[Records from a data source]
-------------------------
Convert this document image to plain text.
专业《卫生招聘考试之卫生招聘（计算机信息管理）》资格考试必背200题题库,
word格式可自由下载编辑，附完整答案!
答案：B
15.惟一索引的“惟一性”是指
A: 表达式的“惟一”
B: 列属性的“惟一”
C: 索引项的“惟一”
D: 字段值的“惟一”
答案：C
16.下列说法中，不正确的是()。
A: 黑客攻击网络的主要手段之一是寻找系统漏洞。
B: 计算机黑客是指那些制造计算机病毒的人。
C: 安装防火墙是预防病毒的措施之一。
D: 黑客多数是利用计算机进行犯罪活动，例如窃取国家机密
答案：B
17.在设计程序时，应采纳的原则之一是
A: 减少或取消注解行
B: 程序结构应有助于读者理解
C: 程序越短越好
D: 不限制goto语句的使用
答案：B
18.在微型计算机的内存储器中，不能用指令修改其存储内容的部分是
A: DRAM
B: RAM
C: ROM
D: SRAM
-------------------------
→ **What you should do**
Please set down all the data word for word.

→ **Finished exercise**
Convert this document image to plain text.
专业《卫生招聘考试之卫生招聘（计算机信息管理）》资格考试必背200题题库,
word格式可自由下载编辑，附完整答案!
答案：B
15.惟一索引的“惟一性”是指
A: 表达式的“惟一”
B: 列属性的“惟一”
C: 索引项的“惟一”
D: 字段值的“惟一”
答案：C
16.下列说法中，不正确的是()。
A: 黑客攻击网络的主要手段之一是寻找系统漏洞。
B: 计算机黑客是指那些制造计算机病毒的人。
C: 安装防火墙是预防病毒的措施之一。
D: 黑客多数是利用计算机进行犯罪活动，例如窃取国家机密
答案：B
17.在设计程序时，应采纳的原则之一是
A: 减少或取消注解行
B: 程序结构应有助于读者理解
C: 程序越短越好
D: 不限制goto语句的使用
答案：B
18.在微型计算机的内存储器中，不能用指令修改其存储内容的部分是
A: DRAM
B: RAM
C: ROM
D: SRAM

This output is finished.